■ TASK BRIEF ■
Find the lines with the string "body" and return them.
>> start
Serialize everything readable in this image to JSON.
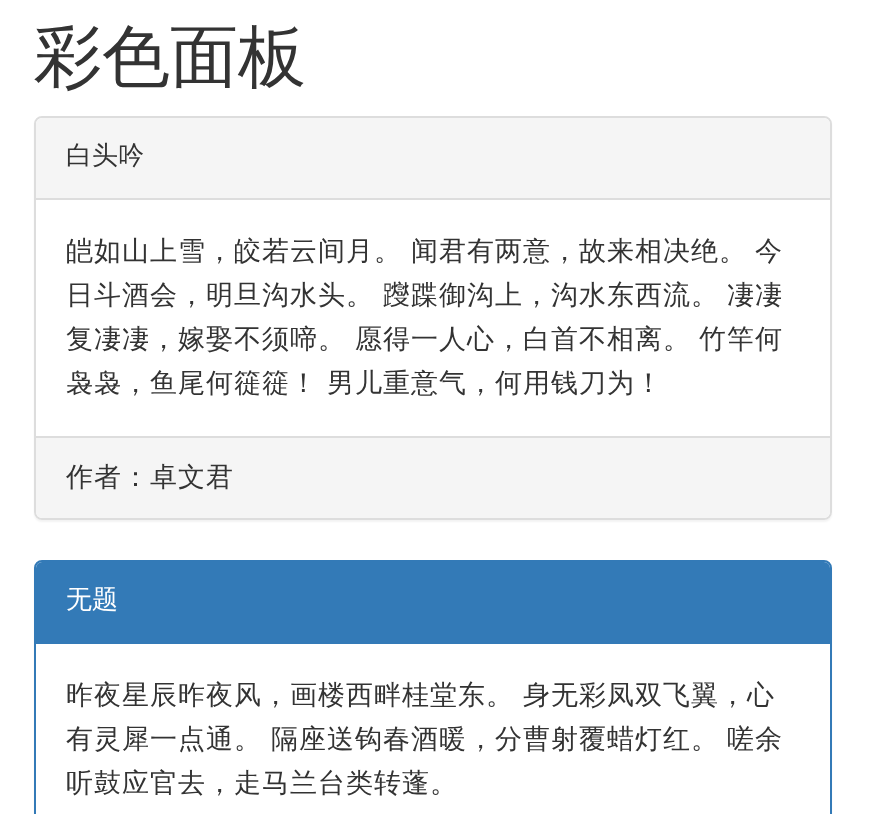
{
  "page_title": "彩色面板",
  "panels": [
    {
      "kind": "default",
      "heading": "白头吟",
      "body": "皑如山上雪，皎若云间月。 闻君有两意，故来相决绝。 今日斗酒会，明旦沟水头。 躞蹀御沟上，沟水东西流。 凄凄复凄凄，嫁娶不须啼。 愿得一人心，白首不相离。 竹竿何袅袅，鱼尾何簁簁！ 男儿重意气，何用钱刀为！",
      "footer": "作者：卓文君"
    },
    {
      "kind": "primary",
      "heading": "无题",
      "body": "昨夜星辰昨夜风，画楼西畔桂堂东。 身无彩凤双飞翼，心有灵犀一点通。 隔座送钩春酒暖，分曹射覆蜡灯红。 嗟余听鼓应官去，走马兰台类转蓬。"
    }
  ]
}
>> end
■ OUTPUT ■
      "body": "皑如山上雪，皎若云间月。 闻君有两意，故来相决绝。 今日斗酒会，明旦沟水头。 躞蹀御沟上，沟水东西流。 凄凄复凄凄，嫁娶不须啼。 愿得一人心，白首不相离。 竹竿何袅袅，鱼尾何簁簁！ 男儿重意气，何用钱刀为！",
      "body": "昨夜星辰昨夜风，画楼西畔桂堂东。 身无彩凤双飞翼，心有灵犀一点通。 隔座送钩春酒暖，分曹射覆蜡灯红。 嗟余听鼓应官去，走马兰台类转蓬。"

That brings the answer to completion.